Copy all of the material word for word, except for the pictures.

***** DATA PROVIDED

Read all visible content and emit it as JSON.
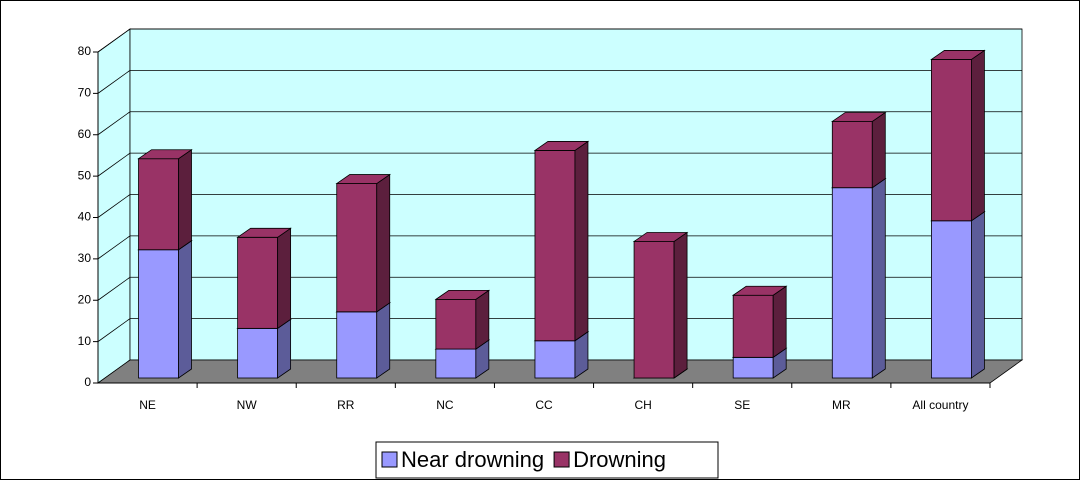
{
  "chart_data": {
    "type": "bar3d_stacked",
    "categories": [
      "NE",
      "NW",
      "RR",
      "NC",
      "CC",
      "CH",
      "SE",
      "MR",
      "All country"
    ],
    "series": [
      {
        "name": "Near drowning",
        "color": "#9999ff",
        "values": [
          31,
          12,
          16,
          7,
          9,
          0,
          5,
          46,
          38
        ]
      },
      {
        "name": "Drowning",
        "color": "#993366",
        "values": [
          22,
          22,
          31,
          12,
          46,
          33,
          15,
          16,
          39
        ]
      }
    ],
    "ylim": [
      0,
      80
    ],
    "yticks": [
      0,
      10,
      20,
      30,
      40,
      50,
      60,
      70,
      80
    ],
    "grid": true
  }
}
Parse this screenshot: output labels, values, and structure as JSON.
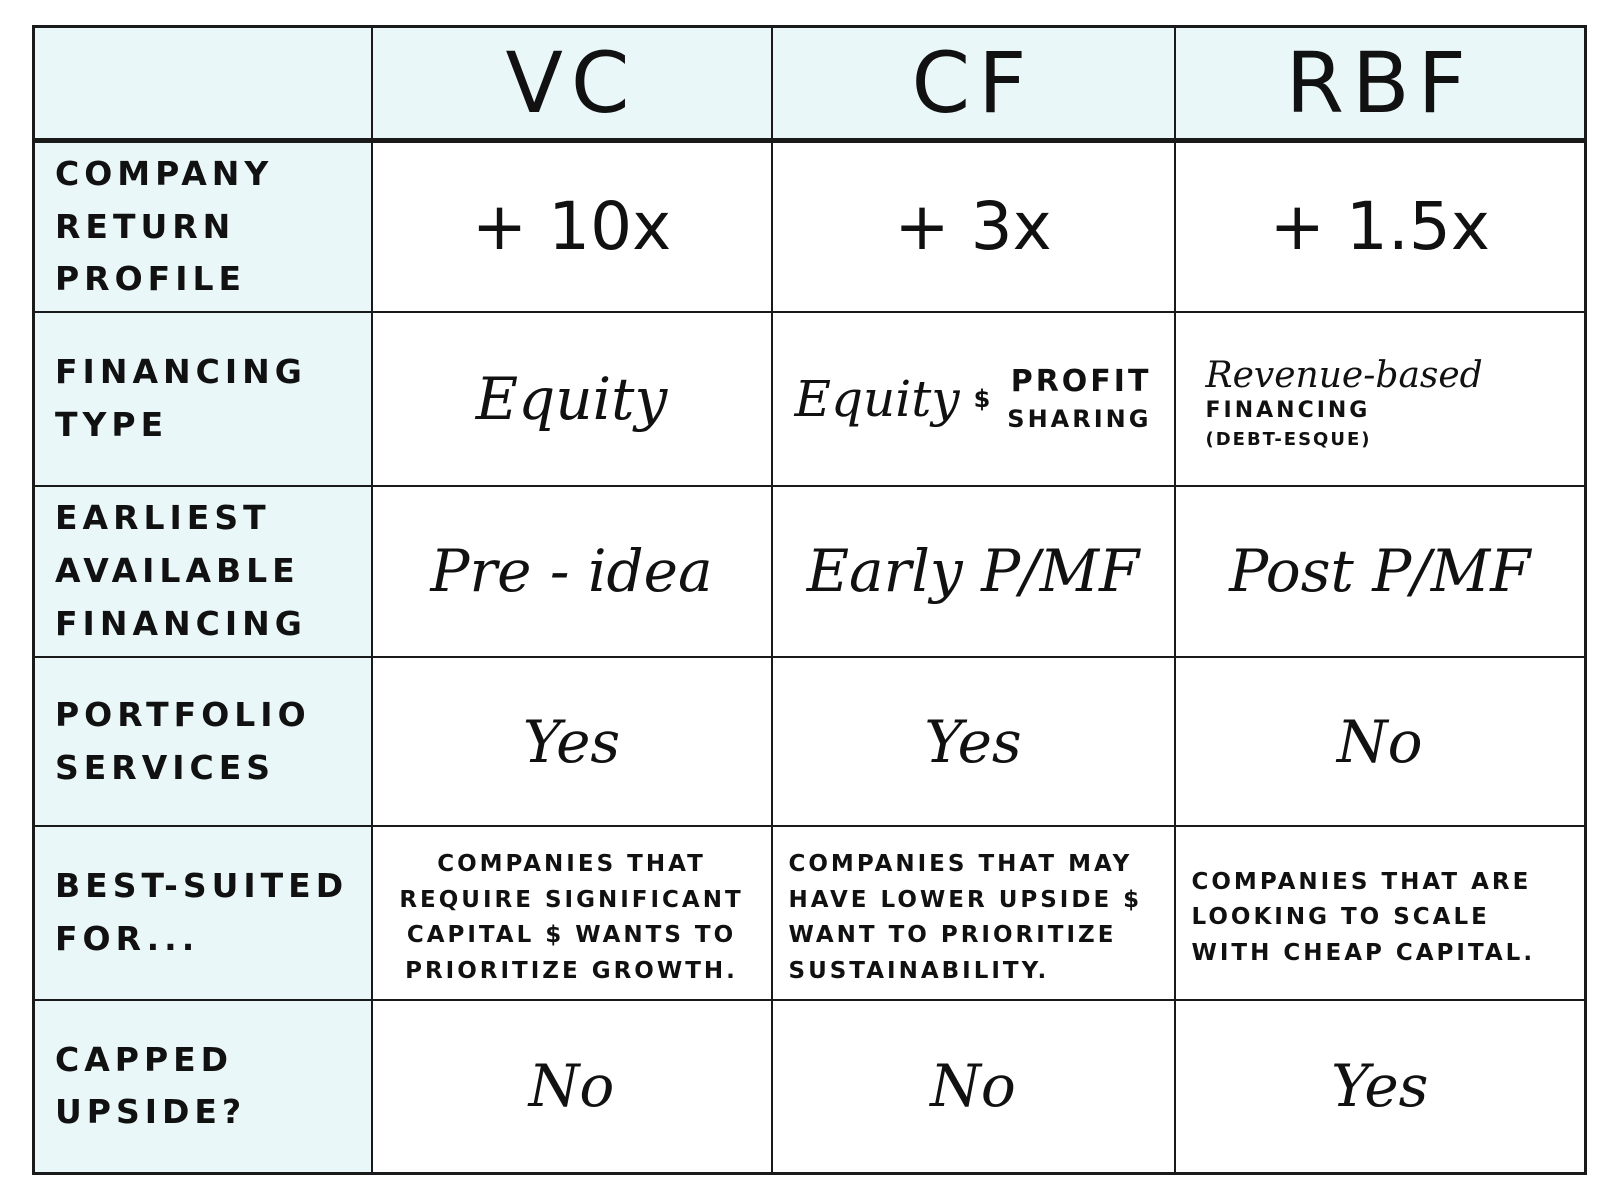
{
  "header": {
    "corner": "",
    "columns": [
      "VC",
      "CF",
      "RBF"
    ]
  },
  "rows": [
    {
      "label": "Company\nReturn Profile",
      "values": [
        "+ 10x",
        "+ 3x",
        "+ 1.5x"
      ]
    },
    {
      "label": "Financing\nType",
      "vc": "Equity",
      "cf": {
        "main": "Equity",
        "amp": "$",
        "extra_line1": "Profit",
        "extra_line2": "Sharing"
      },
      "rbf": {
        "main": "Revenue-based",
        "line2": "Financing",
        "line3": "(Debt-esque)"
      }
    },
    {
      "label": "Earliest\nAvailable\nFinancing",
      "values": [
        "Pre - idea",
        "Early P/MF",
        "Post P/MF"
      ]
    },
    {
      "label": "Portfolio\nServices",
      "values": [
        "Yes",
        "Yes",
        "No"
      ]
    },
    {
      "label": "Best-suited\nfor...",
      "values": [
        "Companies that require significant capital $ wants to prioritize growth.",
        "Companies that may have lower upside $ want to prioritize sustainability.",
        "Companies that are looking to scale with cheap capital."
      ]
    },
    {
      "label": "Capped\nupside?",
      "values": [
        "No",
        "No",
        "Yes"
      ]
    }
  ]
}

**********

## REPLY TO THE EXERCISE
Read all visible content and emit it as JSON.
{
  "chart_data": {
    "type": "bar3d_stacked",
    "categories": [
      "NE",
      "NW",
      "RR",
      "NC",
      "CC",
      "CH",
      "SE",
      "MR",
      "All country"
    ],
    "series": [
      {
        "name": "Near drowning",
        "color": "#9999ff",
        "values": [
          31,
          12,
          16,
          7,
          9,
          0,
          5,
          46,
          38
        ]
      },
      {
        "name": "Drowning",
        "color": "#993366",
        "values": [
          22,
          22,
          31,
          12,
          46,
          33,
          15,
          16,
          39
        ]
      }
    ],
    "ylim": [
      0,
      80
    ],
    "yticks": [
      0,
      10,
      20,
      30,
      40,
      50,
      60,
      70,
      80
    ],
    "grid": true
  }
}
Parse this screenshot: output labels, values, and structure as JSON.
{
  "header": {
    "corner": "",
    "columns": [
      "VC",
      "CF",
      "RBF"
    ]
  },
  "rows": [
    {
      "label": "Company\nReturn Profile",
      "values": [
        "+ 10x",
        "+ 3x",
        "+ 1.5x"
      ]
    },
    {
      "label": "Financing\nType",
      "vc": "Equity",
      "cf": {
        "main": "Equity",
        "amp": "$",
        "extra_line1": "Profit",
        "extra_line2": "Sharing"
      },
      "rbf": {
        "main": "Revenue-based",
        "line2": "Financing",
        "line3": "(Debt-esque)"
      }
    },
    {
      "label": "Earliest\nAvailable\nFinancing",
      "values": [
        "Pre - idea",
        "Early P/MF",
        "Post P/MF"
      ]
    },
    {
      "label": "Portfolio\nServices",
      "values": [
        "Yes",
        "Yes",
        "No"
      ]
    },
    {
      "label": "Best-suited\nfor...",
      "values": [
        "Companies that require significant capital $ wants to prioritize growth.",
        "Companies that may have lower upside $ want to prioritize sustainability.",
        "Companies that are looking to scale with cheap capital."
      ]
    },
    {
      "label": "Capped\nupside?",
      "values": [
        "No",
        "No",
        "Yes"
      ]
    }
  ]
}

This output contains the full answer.